Exercise goal — Extract the text of each entry below exactly, leaving every image behind.

Data for this task —
▬▬▬▬▬▬▬▬▬▬
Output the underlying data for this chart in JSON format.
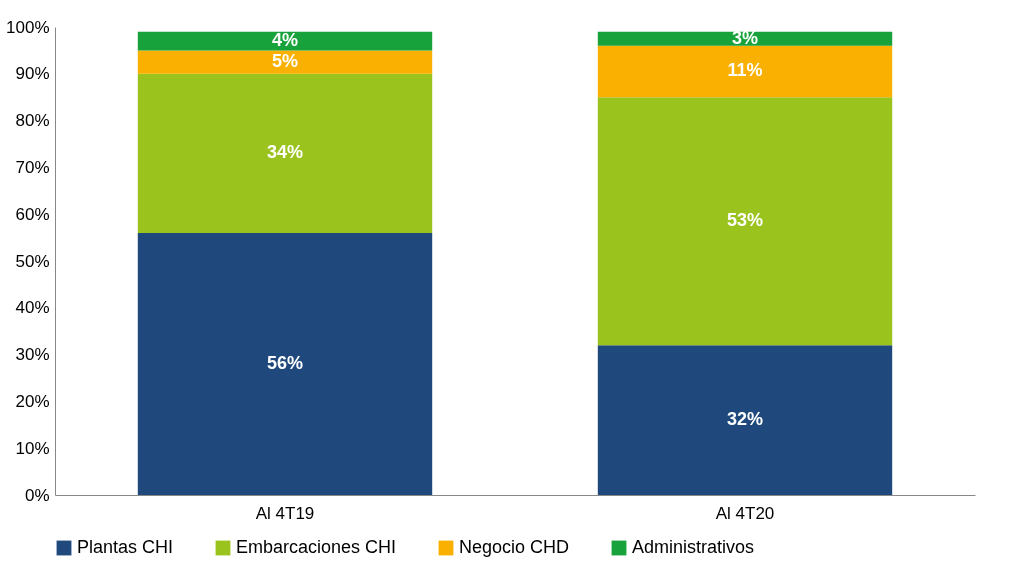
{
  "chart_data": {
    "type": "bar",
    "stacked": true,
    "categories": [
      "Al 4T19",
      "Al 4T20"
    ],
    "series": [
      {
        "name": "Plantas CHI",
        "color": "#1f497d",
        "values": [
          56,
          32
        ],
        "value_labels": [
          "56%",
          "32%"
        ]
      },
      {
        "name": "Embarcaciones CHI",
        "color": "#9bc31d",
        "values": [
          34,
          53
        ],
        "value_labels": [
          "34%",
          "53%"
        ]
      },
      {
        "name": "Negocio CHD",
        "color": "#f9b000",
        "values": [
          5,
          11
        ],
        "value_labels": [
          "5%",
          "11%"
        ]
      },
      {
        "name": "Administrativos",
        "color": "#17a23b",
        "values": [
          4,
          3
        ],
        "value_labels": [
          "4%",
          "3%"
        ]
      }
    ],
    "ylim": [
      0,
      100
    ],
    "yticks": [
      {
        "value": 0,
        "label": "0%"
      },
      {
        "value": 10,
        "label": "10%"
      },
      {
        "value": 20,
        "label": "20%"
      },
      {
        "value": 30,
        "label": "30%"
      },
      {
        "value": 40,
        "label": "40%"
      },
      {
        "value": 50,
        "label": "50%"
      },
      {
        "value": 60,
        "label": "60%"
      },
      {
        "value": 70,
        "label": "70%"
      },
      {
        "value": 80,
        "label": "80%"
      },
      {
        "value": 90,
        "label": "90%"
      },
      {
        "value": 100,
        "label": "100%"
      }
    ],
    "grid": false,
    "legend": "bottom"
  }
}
▬▬▬▬▬▬▬▬▬▬
Response —
Output the underlying data for this chart in JSON format.
{
  "chart_data": {
    "type": "bar",
    "stacked": true,
    "categories": [
      "Al 4T19",
      "Al 4T20"
    ],
    "series": [
      {
        "name": "Plantas CHI",
        "color": "#1f497d",
        "values": [
          56,
          32
        ],
        "value_labels": [
          "56%",
          "32%"
        ]
      },
      {
        "name": "Embarcaciones CHI",
        "color": "#9bc31d",
        "values": [
          34,
          53
        ],
        "value_labels": [
          "34%",
          "53%"
        ]
      },
      {
        "name": "Negocio CHD",
        "color": "#f9b000",
        "values": [
          5,
          11
        ],
        "value_labels": [
          "5%",
          "11%"
        ]
      },
      {
        "name": "Administrativos",
        "color": "#17a23b",
        "values": [
          4,
          3
        ],
        "value_labels": [
          "4%",
          "3%"
        ]
      }
    ],
    "ylim": [
      0,
      100
    ],
    "yticks": [
      {
        "value": 0,
        "label": "0%"
      },
      {
        "value": 10,
        "label": "10%"
      },
      {
        "value": 20,
        "label": "20%"
      },
      {
        "value": 30,
        "label": "30%"
      },
      {
        "value": 40,
        "label": "40%"
      },
      {
        "value": 50,
        "label": "50%"
      },
      {
        "value": 60,
        "label": "60%"
      },
      {
        "value": 70,
        "label": "70%"
      },
      {
        "value": 80,
        "label": "80%"
      },
      {
        "value": 90,
        "label": "90%"
      },
      {
        "value": 100,
        "label": "100%"
      }
    ],
    "grid": false,
    "legend": "bottom"
  }
}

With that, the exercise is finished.